Present each line of the entries below that holds the word "Resurrection".

======== RECORDS PROVIDED

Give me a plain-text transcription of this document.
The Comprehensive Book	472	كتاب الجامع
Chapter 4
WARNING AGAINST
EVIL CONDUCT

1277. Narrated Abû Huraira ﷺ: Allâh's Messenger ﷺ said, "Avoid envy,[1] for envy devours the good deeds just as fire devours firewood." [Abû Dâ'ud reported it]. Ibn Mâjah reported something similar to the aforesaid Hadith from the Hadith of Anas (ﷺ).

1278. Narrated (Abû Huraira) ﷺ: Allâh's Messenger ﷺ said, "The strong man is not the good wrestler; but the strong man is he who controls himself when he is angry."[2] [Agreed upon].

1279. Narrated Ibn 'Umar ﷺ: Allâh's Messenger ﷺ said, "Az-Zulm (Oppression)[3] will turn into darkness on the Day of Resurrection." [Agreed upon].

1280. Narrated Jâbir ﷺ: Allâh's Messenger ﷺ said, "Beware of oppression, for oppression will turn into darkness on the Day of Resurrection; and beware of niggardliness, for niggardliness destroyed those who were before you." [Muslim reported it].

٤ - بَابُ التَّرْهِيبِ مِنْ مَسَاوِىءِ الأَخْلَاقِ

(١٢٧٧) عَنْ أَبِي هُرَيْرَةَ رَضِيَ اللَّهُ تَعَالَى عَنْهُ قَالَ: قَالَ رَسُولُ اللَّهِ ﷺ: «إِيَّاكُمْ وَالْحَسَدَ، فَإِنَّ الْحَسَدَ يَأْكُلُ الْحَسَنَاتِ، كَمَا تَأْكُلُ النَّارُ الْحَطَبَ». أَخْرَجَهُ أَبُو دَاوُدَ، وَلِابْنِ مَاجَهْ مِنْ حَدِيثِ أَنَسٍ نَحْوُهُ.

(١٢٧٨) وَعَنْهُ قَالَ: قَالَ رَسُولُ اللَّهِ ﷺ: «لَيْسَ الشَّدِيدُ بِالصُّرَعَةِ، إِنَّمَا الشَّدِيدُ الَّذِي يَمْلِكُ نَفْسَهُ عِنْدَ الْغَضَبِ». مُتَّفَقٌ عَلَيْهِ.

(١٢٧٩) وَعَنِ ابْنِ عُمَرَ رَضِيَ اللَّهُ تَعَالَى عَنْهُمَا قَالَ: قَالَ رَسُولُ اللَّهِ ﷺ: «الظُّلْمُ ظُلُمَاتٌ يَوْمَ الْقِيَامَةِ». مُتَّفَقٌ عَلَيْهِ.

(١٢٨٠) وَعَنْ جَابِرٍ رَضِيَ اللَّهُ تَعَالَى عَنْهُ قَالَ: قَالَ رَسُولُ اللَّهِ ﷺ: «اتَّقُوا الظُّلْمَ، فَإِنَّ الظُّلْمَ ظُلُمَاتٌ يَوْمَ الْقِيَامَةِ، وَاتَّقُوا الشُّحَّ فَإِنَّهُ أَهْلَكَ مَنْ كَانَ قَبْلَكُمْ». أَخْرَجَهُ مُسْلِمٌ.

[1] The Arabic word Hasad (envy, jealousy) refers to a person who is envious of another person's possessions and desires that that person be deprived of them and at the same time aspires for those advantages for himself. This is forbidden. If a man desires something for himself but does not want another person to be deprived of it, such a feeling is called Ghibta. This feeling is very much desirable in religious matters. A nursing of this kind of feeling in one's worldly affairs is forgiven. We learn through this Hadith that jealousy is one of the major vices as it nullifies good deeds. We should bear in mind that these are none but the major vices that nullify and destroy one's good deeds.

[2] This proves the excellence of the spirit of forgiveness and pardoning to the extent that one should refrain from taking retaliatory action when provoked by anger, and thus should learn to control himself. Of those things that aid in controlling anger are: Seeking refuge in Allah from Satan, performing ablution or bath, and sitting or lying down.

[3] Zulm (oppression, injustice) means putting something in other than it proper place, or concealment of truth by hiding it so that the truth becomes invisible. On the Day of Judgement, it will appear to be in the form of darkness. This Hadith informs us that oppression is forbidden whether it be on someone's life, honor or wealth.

================

▶ _THE RESPONSE_:
1279. Narrated Ibn 'Umar ﷺ: Allâh's Messenger ﷺ said, "Az-Zulm (Oppression)[3] will turn into darkness on the Day of Resurrection." [Agreed upon].
1280. Narrated Jâbir ﷺ: Allâh's Messenger ﷺ said, "Beware of oppression, for oppression will turn into darkness on the Day of Resurrection; and beware of niggardliness, for niggardliness destroyed those who were before you." [Muslim reported it].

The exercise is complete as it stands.